= INSTRUCTION =
Copy out all lines with the word "Products" in them.
[RECORD EXTRACTS start]
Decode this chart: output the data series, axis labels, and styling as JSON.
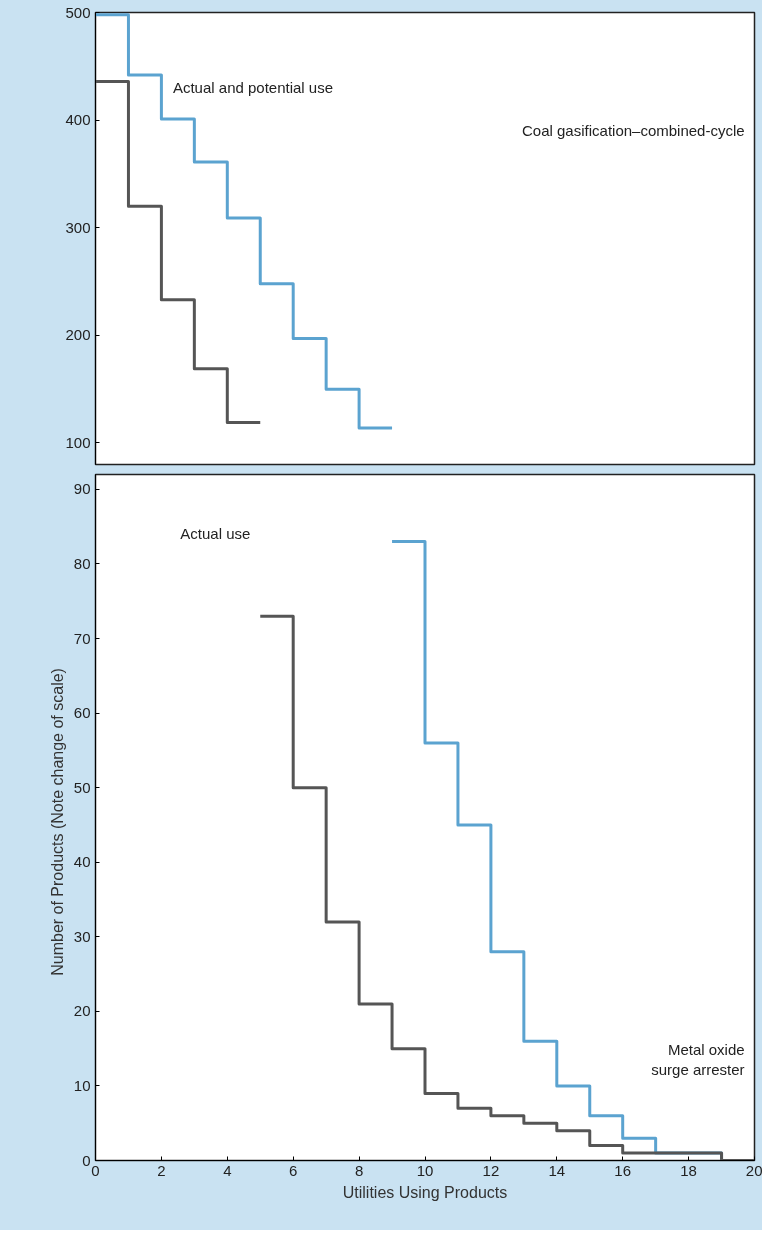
{
  "chart_data": [
    {
      "type": "step",
      "xlim": [
        0,
        20
      ],
      "ylim": [
        80,
        500
      ],
      "yticks": [
        100,
        200,
        300,
        400,
        500
      ],
      "tick_labels": "y",
      "grid": false,
      "series": [
        {
          "name": "Actual and potential use",
          "color": "#5ba3d0",
          "x": [
            0,
            1,
            2,
            3,
            4,
            5,
            6,
            7,
            8,
            9
          ],
          "values": [
            498,
            442,
            401,
            361,
            309,
            248,
            197,
            150,
            114,
            114
          ]
        },
        {
          "color": "#555555",
          "x": [
            0,
            1,
            2,
            3,
            4,
            5
          ],
          "values": [
            436,
            320,
            233,
            169,
            119,
            119
          ]
        }
      ],
      "annotations": [
        "Coal gasification–combined-cycle"
      ]
    },
    {
      "type": "step",
      "xlim": [
        0,
        20
      ],
      "ylim": [
        0,
        92
      ],
      "xticks": [
        0,
        2,
        4,
        6,
        8,
        10,
        12,
        14,
        16,
        18,
        20
      ],
      "yticks": [
        0,
        10,
        20,
        30,
        40,
        50,
        60,
        70,
        80,
        90
      ],
      "grid": false,
      "xlabel": "Utilities Using Products",
      "ylabel": "Number of Products   (Note change of scale)",
      "series": [
        {
          "color": "#5ba3d0",
          "x": [
            9,
            10,
            11,
            12,
            13,
            14,
            15,
            16,
            17,
            18,
            19,
            20
          ],
          "values": [
            83,
            56,
            45,
            28,
            16,
            10,
            6,
            3,
            1,
            1,
            0,
            0
          ]
        },
        {
          "name": "Actual use",
          "color": "#555555",
          "x": [
            5,
            6,
            7,
            8,
            9,
            10,
            11,
            12,
            13,
            14,
            15,
            16,
            17,
            18,
            19,
            20
          ],
          "values": [
            73,
            50,
            32,
            21,
            15,
            9,
            7,
            6,
            5,
            4,
            2,
            1,
            1,
            1,
            0,
            0
          ]
        }
      ],
      "annotations": [
        "Metal oxide\nsurge arrester"
      ]
    }
  ]
}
[RECORD EXTRACTS end]
= SOLUTION FOR THIS EXERCISE =
      "xlabel": "Utilities Using Products",
      "ylabel": "Number of Products   (Note change of scale)",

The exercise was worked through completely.